* START *
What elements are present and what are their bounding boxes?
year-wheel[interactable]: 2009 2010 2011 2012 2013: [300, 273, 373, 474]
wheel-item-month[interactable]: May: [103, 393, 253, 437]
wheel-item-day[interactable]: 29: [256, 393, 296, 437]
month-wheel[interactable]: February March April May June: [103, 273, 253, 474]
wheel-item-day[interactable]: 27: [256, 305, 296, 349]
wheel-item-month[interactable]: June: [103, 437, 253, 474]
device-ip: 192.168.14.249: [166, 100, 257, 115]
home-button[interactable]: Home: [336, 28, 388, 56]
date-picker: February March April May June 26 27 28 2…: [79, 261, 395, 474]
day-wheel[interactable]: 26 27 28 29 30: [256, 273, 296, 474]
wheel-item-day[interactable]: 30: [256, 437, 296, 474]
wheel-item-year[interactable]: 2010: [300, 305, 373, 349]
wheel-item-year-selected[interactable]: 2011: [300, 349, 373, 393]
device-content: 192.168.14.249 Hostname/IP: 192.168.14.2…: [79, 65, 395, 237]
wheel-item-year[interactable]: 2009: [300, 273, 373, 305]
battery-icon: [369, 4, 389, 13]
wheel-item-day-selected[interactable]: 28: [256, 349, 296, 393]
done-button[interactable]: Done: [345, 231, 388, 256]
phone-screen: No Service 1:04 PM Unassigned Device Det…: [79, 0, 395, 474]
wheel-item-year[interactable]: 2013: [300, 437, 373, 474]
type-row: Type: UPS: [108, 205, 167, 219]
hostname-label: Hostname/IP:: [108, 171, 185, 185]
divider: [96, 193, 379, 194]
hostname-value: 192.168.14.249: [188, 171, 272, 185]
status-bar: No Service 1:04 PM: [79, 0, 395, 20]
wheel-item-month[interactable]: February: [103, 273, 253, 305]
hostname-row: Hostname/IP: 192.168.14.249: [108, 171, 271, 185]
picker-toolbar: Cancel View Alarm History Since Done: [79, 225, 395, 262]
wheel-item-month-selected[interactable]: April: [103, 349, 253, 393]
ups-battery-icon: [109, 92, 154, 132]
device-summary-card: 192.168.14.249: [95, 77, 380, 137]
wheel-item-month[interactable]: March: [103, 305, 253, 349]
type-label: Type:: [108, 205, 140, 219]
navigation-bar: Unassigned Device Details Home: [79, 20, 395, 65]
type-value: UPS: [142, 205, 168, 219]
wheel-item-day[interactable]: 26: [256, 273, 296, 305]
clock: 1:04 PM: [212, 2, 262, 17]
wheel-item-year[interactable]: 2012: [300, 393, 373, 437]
* END *
- SHORT PROBLEM:
Reproduce every row above verbatim.

- COMPLETED TASK:
What elements are present and what are their bounding boxes?
year-wheel[interactable]: 2009 2010 2011 2012 2013: [300, 273, 373, 474]
wheel-item-month[interactable]: May: [103, 393, 253, 437]
wheel-item-day[interactable]: 29: [256, 393, 296, 437]
month-wheel[interactable]: February March April May June: [103, 273, 253, 474]
wheel-item-day[interactable]: 27: [256, 305, 296, 349]
wheel-item-month[interactable]: June: [103, 437, 253, 474]
device-ip: 192.168.14.249: [166, 100, 257, 115]
home-button[interactable]: Home: [336, 28, 388, 56]
date-picker: February March April May June 26 27 28 2…: [79, 261, 395, 474]
day-wheel[interactable]: 26 27 28 29 30: [256, 273, 296, 474]
wheel-item-day[interactable]: 30: [256, 437, 296, 474]
wheel-item-year[interactable]: 2010: [300, 305, 373, 349]
wheel-item-year-selected[interactable]: 2011: [300, 349, 373, 393]
device-content: 192.168.14.249 Hostname/IP: 192.168.14.2…: [79, 65, 395, 237]
wheel-item-year[interactable]: 2009: [300, 273, 373, 305]
battery-icon: [369, 4, 389, 13]
wheel-item-day-selected[interactable]: 28: [256, 349, 296, 393]
done-button[interactable]: Done: [345, 231, 388, 256]
phone-screen: No Service 1:04 PM Unassigned Device Det…: [79, 0, 395, 474]
wheel-item-year[interactable]: 2013: [300, 437, 373, 474]
type-row: Type: UPS: [108, 205, 167, 219]
hostname-label: Hostname/IP:: [108, 171, 185, 185]
divider: [96, 193, 379, 194]
hostname-value: 192.168.14.249: [188, 171, 272, 185]
status-bar: No Service 1:04 PM: [79, 0, 395, 20]
wheel-item-month[interactable]: February: [103, 273, 253, 305]
hostname-row: Hostname/IP: 192.168.14.249: [108, 171, 271, 185]
picker-toolbar: Cancel View Alarm History Since Done: [79, 225, 395, 262]
wheel-item-month-selected[interactable]: April: [103, 349, 253, 393]
ups-battery-icon: [109, 92, 154, 132]
device-summary-card: 192.168.14.249: [95, 77, 380, 137]
wheel-item-month[interactable]: March: [103, 305, 253, 349]
type-label: Type:: [108, 205, 140, 219]
navigation-bar: Unassigned Device Details Home: [79, 20, 395, 65]
type-value: UPS: [142, 205, 168, 219]
wheel-item-day[interactable]: 26: [256, 273, 296, 305]
clock: 1:04 PM: [212, 2, 262, 17]
wheel-item-year[interactable]: 2012: [300, 393, 373, 437]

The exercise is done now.